[Short task] For the entries that follow, state how many lines include the word "partial", giving the number and nothing else.

[Source records]
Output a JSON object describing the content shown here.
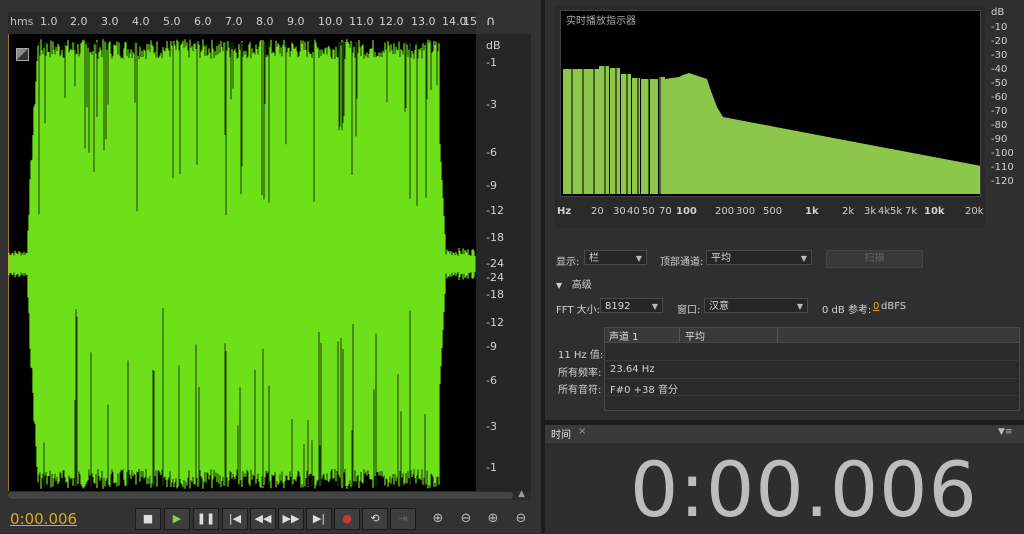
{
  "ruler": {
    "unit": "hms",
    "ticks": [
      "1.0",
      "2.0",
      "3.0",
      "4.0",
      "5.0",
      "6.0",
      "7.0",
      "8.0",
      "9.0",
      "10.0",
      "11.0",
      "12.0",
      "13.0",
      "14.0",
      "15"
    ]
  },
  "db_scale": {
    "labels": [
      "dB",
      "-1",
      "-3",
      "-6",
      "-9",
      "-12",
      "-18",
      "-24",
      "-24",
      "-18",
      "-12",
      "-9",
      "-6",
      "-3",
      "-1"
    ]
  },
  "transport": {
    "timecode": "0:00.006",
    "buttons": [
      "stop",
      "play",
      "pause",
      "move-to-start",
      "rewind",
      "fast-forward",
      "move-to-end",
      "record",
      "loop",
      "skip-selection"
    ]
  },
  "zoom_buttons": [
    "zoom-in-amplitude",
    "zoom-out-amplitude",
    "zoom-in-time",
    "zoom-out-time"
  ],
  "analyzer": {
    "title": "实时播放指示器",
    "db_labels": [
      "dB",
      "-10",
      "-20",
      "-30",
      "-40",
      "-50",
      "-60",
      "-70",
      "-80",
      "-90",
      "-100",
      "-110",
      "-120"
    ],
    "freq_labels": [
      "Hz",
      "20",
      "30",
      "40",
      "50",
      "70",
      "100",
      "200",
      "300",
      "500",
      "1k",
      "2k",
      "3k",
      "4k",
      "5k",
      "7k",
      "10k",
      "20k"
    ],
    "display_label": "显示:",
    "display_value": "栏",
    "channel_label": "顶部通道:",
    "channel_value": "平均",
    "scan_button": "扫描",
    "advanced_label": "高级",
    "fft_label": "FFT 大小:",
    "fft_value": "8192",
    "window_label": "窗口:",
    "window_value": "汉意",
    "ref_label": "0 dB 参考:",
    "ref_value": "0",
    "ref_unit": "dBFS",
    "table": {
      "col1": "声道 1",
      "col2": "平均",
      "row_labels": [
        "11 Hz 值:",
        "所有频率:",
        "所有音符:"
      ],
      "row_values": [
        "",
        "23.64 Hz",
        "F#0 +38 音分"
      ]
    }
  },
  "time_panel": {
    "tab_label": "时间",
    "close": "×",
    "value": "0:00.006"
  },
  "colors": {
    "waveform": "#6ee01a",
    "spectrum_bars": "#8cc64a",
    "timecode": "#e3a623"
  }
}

* * *

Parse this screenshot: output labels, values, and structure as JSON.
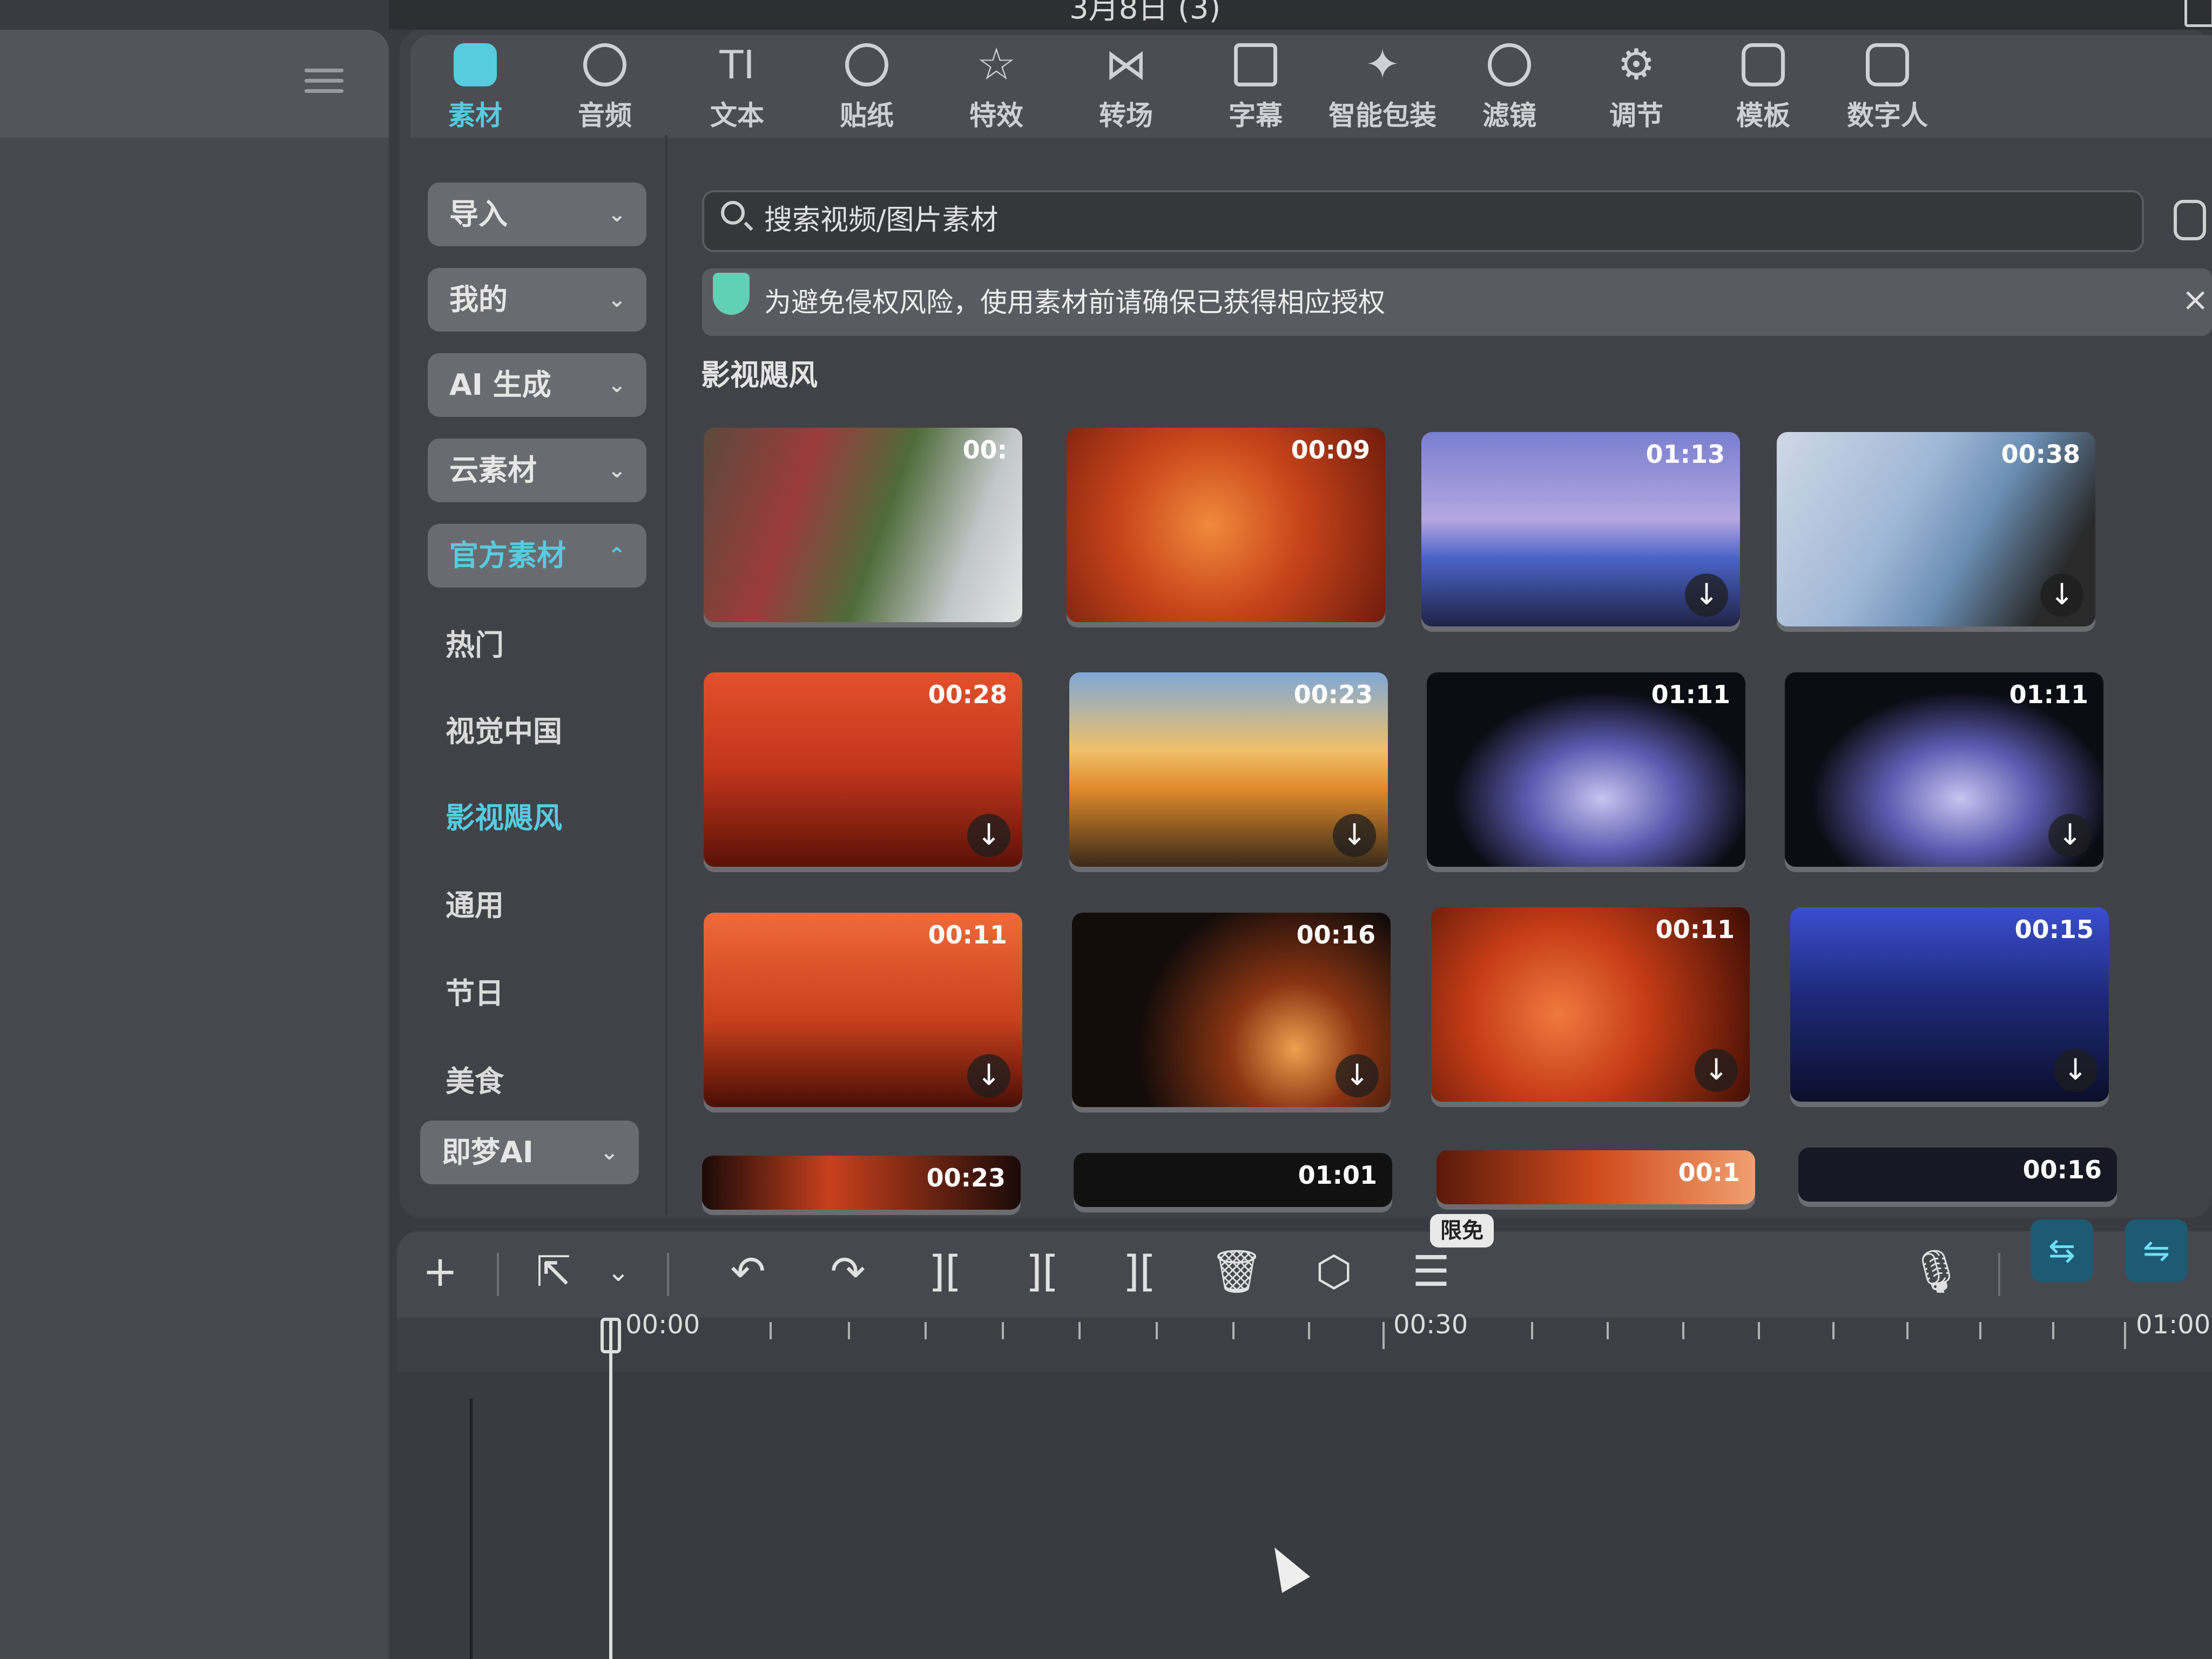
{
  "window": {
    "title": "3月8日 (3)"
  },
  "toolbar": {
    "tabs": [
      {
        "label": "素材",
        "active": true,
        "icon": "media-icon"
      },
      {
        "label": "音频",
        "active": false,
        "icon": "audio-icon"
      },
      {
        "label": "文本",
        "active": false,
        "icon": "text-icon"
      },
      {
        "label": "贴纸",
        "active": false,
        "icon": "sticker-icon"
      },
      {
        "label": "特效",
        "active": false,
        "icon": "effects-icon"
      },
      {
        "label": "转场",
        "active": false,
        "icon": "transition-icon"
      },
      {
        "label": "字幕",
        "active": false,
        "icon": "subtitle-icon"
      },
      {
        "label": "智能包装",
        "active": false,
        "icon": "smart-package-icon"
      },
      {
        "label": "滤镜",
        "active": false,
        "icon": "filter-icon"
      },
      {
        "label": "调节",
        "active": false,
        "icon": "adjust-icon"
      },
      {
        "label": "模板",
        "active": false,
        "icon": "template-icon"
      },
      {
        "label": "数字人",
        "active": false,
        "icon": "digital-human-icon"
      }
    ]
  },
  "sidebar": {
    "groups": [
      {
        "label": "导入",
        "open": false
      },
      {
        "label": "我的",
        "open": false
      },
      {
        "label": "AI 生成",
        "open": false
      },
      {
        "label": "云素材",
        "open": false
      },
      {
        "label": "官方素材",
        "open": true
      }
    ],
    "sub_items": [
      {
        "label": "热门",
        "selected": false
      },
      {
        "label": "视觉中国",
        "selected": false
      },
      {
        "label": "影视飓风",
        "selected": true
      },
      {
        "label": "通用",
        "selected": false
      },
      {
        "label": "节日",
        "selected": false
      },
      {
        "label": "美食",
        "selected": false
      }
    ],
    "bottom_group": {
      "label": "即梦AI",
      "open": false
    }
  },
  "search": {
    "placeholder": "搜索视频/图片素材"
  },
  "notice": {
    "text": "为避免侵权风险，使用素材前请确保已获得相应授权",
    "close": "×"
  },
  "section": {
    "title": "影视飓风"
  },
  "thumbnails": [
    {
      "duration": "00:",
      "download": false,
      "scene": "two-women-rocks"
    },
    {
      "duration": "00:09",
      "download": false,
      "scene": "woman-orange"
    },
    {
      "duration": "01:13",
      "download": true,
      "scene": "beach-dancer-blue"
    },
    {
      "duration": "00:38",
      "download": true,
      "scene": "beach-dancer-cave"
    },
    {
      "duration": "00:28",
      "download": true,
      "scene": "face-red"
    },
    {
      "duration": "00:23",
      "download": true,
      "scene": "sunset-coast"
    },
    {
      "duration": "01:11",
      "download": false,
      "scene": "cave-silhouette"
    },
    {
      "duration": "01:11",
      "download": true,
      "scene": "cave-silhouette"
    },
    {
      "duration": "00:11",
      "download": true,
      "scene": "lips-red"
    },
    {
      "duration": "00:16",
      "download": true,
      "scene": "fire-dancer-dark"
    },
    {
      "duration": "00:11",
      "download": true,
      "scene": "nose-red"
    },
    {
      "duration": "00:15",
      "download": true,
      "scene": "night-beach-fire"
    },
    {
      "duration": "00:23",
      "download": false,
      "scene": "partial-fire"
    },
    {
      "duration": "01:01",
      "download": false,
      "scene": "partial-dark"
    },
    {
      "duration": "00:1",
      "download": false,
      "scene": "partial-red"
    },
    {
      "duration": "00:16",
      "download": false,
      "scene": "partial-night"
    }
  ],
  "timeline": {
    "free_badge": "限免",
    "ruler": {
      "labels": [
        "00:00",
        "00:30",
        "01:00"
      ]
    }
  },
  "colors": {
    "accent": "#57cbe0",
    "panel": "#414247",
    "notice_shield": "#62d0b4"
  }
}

[Correct response] 4